Requirements -> Locate the lines that hold the string "Settings". Copy every such line.

Entries shown ->
• • •

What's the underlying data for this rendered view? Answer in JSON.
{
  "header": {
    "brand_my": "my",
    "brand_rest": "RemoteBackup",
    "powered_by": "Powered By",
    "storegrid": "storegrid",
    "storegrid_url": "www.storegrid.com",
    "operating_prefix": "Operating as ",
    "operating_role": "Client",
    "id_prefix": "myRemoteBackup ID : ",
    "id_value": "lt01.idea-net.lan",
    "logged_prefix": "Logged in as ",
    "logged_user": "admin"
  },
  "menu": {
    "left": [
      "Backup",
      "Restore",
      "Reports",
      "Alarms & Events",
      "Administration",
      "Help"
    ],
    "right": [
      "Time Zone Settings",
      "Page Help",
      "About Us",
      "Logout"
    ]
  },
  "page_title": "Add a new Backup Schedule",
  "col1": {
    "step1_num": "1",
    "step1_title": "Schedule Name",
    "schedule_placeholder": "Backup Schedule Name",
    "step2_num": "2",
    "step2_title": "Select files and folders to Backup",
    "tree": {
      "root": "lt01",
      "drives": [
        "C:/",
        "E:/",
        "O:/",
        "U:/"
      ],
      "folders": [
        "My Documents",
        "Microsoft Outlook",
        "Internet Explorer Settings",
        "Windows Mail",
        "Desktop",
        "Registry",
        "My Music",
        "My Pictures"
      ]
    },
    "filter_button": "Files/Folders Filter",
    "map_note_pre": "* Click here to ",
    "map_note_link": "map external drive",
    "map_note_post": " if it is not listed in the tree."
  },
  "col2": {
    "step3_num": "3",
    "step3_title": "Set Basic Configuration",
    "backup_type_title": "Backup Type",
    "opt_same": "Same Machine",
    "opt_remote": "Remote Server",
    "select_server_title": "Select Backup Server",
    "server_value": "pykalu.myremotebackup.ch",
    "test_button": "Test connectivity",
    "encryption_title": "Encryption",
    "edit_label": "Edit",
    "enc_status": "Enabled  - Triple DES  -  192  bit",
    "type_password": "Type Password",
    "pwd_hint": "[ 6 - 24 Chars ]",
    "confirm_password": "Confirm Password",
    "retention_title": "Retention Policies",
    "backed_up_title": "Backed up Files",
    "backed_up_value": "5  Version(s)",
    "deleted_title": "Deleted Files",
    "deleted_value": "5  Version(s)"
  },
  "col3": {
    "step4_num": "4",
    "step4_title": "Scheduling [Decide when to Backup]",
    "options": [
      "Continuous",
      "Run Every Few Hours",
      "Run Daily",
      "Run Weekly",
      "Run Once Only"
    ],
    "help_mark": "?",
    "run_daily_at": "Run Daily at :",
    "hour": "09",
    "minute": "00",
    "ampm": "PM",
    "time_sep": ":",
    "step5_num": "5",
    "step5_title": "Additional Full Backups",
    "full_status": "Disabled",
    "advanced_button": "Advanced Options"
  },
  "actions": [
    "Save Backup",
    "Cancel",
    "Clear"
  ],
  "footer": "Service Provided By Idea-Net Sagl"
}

• • •

Output of the task ->
      "Time Zone Settings",
        "Internet Explorer Settings",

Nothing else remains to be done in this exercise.